> Work instructions
Where a line contains the word "unit", copy that line in full.

━━━━

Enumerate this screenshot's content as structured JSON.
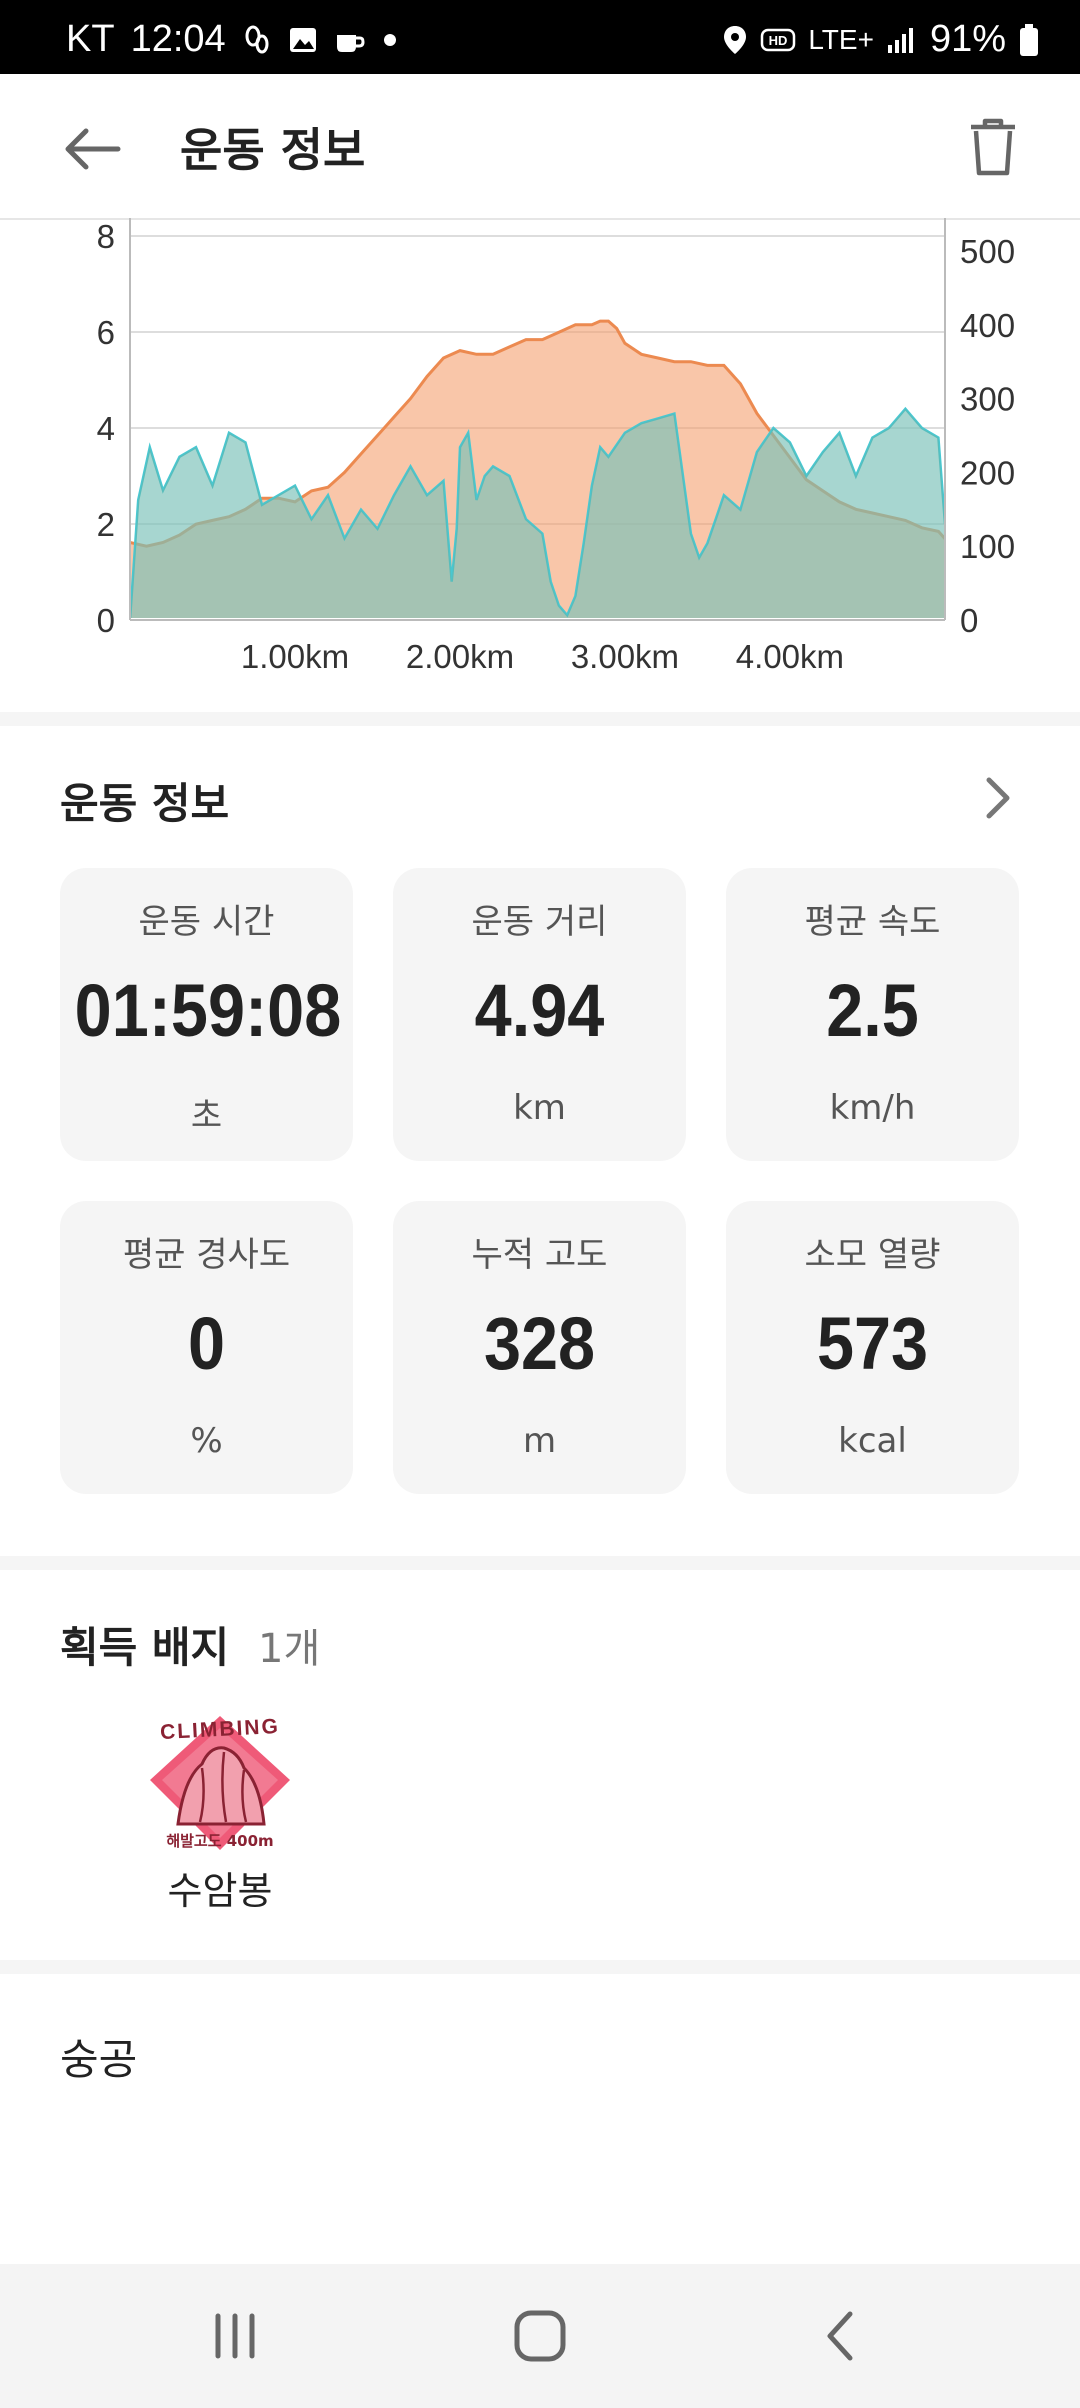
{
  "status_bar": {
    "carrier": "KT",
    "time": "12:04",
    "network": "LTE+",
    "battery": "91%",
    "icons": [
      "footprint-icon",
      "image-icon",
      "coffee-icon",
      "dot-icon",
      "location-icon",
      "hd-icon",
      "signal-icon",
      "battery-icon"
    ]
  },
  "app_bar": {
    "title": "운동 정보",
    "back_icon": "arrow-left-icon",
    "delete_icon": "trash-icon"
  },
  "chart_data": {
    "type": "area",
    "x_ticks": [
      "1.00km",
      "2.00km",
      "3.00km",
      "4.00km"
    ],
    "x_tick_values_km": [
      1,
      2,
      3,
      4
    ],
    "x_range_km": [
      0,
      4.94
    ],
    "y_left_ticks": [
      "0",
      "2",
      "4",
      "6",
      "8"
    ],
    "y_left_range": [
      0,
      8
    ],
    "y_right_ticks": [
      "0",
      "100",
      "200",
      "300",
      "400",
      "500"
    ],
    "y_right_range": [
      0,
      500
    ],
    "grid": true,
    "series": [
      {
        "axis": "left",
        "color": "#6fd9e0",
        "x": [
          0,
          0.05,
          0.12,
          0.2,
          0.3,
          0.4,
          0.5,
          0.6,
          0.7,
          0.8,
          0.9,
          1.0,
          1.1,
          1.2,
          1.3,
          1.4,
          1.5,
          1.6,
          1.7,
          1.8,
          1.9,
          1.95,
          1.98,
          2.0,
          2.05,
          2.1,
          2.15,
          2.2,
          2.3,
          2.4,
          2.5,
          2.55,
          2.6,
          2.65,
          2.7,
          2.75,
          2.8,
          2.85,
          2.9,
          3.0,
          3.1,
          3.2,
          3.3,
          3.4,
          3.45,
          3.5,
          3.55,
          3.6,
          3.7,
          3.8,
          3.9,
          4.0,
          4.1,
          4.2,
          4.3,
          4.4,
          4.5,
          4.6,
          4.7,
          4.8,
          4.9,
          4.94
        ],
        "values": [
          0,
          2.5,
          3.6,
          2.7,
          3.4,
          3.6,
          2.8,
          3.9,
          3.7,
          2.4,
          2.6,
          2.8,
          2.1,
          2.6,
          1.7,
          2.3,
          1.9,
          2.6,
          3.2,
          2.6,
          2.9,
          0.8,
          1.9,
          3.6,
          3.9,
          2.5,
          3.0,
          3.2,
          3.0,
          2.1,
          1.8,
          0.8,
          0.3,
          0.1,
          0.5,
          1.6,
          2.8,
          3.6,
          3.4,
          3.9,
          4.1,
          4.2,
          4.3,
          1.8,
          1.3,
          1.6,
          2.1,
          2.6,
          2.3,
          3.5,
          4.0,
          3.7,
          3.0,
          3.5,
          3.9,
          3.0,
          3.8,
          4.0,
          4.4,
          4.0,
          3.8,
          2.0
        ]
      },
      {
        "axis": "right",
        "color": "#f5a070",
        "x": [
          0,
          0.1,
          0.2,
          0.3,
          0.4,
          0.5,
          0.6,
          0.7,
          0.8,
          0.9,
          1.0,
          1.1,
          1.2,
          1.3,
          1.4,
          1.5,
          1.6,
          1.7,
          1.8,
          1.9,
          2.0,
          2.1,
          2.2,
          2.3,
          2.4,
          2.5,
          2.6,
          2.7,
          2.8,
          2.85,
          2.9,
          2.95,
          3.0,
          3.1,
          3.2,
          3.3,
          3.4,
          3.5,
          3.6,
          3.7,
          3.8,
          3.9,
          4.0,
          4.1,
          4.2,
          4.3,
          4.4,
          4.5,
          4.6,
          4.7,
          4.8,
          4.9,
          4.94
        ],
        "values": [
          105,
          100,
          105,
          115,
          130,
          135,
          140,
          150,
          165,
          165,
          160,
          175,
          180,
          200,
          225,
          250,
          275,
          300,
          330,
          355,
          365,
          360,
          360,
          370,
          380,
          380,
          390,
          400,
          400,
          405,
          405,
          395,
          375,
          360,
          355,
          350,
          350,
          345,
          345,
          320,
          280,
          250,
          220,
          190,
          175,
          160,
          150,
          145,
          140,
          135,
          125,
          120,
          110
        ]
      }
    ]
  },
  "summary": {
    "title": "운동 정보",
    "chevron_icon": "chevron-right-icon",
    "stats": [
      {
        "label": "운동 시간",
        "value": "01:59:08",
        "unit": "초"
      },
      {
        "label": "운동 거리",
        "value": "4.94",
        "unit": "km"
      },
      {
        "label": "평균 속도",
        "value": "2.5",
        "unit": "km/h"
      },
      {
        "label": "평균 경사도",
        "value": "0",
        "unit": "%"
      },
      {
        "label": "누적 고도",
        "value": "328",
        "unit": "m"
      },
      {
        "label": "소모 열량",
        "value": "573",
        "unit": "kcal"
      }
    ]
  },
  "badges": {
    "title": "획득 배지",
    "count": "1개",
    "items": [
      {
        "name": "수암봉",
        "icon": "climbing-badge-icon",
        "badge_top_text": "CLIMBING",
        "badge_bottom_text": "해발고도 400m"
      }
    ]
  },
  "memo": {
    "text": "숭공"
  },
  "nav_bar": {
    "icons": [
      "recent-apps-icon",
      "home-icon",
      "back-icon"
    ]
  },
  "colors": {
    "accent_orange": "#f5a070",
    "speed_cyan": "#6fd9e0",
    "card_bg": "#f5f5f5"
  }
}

━━━━

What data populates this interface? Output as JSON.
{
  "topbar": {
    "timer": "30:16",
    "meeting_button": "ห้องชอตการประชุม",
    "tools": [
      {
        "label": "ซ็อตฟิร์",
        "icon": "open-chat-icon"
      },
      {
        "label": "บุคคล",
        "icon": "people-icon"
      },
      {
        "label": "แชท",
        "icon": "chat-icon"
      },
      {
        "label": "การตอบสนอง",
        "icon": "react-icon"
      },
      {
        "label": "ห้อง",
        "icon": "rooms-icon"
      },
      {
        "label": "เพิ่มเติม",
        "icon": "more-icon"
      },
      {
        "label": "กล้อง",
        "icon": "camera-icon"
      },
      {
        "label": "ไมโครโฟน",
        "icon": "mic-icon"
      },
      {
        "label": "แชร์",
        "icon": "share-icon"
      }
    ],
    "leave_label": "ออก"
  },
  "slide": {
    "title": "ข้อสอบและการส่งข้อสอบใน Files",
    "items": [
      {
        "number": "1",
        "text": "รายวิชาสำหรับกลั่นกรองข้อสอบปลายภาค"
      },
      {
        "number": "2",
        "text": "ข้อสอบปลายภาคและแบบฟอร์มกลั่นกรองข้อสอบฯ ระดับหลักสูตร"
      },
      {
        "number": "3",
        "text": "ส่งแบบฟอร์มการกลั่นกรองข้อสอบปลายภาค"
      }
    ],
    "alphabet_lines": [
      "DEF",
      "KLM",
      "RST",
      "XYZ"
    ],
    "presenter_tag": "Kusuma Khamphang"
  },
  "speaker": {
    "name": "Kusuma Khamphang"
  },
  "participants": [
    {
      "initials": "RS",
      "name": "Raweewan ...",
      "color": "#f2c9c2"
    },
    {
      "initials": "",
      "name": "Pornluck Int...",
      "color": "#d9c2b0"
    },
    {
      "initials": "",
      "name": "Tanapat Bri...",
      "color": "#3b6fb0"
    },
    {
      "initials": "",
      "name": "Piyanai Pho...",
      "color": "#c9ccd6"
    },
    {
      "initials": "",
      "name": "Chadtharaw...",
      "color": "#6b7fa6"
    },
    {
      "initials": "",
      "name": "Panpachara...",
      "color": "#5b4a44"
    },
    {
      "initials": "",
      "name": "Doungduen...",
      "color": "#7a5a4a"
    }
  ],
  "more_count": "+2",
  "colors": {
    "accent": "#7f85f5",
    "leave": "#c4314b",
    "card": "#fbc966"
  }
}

━━━━

> Solution
        "unit": "초"
        "unit": "km"
        "unit": "km/h"
        "unit": "%"
        "unit": "m"
        "unit": "kcal"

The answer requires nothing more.